- _REQUIREMENTS_
Locate every line in the records below that contains the word "Montserrat", and copy each one.

- _RAW DATA_

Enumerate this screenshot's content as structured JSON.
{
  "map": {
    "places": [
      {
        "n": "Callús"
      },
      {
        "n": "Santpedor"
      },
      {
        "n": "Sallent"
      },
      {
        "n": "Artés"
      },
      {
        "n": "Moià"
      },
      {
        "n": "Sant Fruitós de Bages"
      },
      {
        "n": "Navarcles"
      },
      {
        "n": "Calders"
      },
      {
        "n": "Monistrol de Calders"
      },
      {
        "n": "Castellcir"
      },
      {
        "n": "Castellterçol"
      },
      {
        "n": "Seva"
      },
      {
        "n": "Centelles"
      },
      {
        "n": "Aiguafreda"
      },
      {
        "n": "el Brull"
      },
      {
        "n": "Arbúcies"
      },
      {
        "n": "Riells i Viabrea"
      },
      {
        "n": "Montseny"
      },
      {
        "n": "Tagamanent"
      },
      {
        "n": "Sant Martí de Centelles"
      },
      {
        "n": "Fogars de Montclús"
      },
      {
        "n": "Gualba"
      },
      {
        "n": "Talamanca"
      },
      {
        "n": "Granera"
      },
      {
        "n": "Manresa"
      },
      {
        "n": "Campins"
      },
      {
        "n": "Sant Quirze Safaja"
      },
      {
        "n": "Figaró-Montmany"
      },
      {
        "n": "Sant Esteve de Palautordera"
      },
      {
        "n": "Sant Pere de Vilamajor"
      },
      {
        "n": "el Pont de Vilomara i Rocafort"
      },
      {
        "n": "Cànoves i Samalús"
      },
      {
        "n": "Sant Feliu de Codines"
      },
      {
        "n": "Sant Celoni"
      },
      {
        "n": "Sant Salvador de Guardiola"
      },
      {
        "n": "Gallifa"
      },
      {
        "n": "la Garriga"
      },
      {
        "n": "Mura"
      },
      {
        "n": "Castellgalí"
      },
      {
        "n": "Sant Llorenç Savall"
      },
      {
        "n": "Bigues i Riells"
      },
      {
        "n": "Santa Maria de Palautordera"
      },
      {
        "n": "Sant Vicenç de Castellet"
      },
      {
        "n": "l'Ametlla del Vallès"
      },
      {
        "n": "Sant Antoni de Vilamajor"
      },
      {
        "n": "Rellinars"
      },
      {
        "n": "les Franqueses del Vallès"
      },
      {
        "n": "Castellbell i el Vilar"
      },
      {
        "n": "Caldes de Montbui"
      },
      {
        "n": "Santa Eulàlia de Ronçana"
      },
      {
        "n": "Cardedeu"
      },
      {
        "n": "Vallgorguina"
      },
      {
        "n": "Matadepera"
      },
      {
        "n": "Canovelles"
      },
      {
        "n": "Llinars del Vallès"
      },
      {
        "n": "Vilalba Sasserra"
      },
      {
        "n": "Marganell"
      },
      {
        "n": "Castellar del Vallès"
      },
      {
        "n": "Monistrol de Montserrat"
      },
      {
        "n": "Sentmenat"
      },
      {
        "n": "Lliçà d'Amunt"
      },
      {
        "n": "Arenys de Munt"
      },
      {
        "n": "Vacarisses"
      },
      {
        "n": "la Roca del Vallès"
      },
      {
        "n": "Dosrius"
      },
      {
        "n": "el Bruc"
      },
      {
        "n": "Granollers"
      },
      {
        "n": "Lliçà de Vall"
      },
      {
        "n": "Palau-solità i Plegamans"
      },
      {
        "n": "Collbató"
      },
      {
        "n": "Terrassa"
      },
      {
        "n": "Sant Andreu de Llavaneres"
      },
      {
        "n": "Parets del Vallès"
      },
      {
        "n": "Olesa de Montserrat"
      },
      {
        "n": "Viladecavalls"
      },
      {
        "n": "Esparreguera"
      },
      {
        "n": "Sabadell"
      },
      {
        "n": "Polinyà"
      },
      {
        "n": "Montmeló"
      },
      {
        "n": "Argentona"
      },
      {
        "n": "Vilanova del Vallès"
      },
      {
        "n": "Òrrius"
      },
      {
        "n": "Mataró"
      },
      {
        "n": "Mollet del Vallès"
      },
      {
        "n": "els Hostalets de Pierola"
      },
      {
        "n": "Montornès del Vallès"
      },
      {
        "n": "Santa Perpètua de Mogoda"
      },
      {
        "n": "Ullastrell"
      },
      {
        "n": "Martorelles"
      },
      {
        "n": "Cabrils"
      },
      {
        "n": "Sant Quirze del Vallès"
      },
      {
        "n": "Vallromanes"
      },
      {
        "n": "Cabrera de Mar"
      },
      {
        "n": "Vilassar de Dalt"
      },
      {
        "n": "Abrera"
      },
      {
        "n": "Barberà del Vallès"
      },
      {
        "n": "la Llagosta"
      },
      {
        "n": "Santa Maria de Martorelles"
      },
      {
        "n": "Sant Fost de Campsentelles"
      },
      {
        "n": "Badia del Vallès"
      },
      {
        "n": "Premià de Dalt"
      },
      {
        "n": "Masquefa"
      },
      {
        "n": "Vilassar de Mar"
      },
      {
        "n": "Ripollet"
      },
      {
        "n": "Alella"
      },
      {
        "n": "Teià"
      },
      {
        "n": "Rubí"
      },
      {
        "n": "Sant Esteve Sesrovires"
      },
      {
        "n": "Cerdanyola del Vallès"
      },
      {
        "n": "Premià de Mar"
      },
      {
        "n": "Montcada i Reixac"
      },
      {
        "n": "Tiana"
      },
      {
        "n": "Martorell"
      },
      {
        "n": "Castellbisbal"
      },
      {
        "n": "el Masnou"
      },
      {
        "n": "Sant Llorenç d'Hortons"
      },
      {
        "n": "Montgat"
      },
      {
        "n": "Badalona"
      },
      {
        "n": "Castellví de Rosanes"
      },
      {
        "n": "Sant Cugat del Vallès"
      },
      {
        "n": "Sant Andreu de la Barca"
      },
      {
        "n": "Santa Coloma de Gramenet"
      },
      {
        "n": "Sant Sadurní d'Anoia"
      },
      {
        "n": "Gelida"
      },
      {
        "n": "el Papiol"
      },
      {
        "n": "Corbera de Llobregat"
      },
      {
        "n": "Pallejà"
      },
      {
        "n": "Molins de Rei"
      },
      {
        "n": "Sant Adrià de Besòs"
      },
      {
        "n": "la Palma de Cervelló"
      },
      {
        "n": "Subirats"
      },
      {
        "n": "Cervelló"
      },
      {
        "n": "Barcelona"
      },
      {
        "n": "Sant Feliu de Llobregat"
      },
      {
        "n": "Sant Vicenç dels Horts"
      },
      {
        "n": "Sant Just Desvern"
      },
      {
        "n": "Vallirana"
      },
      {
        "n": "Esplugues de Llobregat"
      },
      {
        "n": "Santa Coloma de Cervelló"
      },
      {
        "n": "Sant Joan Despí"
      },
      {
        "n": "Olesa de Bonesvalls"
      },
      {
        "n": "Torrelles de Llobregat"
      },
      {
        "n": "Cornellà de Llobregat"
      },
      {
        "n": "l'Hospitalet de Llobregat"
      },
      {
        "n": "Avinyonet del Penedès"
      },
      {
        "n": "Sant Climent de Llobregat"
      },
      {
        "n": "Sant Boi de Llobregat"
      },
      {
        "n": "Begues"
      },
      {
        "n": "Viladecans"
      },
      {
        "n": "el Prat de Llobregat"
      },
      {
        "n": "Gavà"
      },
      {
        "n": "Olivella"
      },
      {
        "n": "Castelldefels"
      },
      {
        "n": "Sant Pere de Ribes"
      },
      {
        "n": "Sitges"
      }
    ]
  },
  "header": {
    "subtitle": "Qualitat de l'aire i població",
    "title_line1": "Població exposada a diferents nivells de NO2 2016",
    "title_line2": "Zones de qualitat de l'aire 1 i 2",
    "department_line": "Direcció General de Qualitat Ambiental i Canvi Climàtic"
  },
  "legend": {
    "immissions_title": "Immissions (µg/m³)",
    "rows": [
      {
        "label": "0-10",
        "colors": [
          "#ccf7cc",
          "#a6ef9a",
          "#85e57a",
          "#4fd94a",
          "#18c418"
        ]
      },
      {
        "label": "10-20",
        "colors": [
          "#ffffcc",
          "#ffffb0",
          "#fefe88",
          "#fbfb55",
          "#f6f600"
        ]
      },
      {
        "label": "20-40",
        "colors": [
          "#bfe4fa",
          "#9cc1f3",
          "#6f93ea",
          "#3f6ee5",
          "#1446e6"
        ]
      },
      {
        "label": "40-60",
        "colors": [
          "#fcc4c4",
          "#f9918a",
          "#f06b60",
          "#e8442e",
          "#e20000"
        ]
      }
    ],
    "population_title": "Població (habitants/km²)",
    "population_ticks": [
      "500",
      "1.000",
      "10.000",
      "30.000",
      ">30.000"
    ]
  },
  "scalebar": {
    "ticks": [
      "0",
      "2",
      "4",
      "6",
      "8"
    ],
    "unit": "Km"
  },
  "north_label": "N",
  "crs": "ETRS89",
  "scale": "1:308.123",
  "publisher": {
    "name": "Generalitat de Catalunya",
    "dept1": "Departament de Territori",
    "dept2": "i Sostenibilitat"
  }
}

- _THE ANSWER_
        "n": "Monistrol de Montserrat"
        "n": "Olesa de Montserrat"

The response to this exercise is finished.